[Stored entries]
------------------------------
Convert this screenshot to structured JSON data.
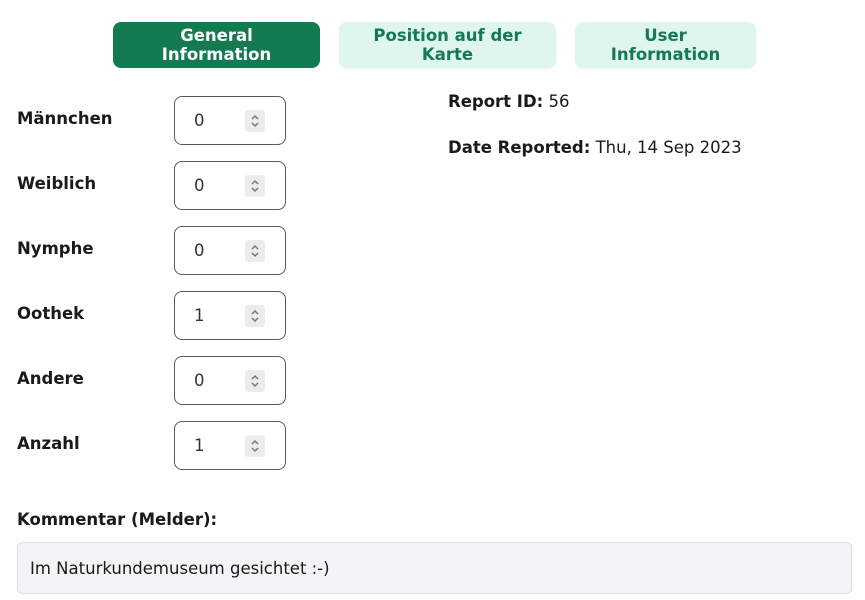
{
  "tabs": [
    {
      "label": "General Information",
      "active": true
    },
    {
      "label": "Position auf der Karte",
      "active": false
    },
    {
      "label": "User Information",
      "active": false
    }
  ],
  "counters": [
    {
      "label": "Männchen",
      "value": "0"
    },
    {
      "label": "Weiblich",
      "value": "0"
    },
    {
      "label": "Nymphe",
      "value": "0"
    },
    {
      "label": "Oothek",
      "value": "1"
    },
    {
      "label": "Andere",
      "value": "0"
    },
    {
      "label": "Anzahl",
      "value": "1"
    }
  ],
  "info": {
    "report_id_label": "Report ID:",
    "report_id_value": "56",
    "date_label": "Date Reported:",
    "date_value": "Thu, 14 Sep 2023"
  },
  "comment": {
    "label": "Kommentar (Melder):",
    "value": "Im Naturkundemuseum gesichtet :-)"
  },
  "colors": {
    "primary": "#137a52",
    "tab_inactive_bg": "#dff6ec",
    "comment_bg": "#f4f4f6"
  }
}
------------------------------
Copy every record character for character. Skip the pictures.

EXERCISE OUTPUT:
Convert this screenshot to structured JSON data.
{
  "tabs": [
    {
      "label": "General Information",
      "active": true
    },
    {
      "label": "Position auf der Karte",
      "active": false
    },
    {
      "label": "User Information",
      "active": false
    }
  ],
  "counters": [
    {
      "label": "Männchen",
      "value": "0"
    },
    {
      "label": "Weiblich",
      "value": "0"
    },
    {
      "label": "Nymphe",
      "value": "0"
    },
    {
      "label": "Oothek",
      "value": "1"
    },
    {
      "label": "Andere",
      "value": "0"
    },
    {
      "label": "Anzahl",
      "value": "1"
    }
  ],
  "info": {
    "report_id_label": "Report ID:",
    "report_id_value": "56",
    "date_label": "Date Reported:",
    "date_value": "Thu, 14 Sep 2023"
  },
  "comment": {
    "label": "Kommentar (Melder):",
    "value": "Im Naturkundemuseum gesichtet :-)"
  },
  "colors": {
    "primary": "#137a52",
    "tab_inactive_bg": "#dff6ec",
    "comment_bg": "#f4f4f6"
  }
}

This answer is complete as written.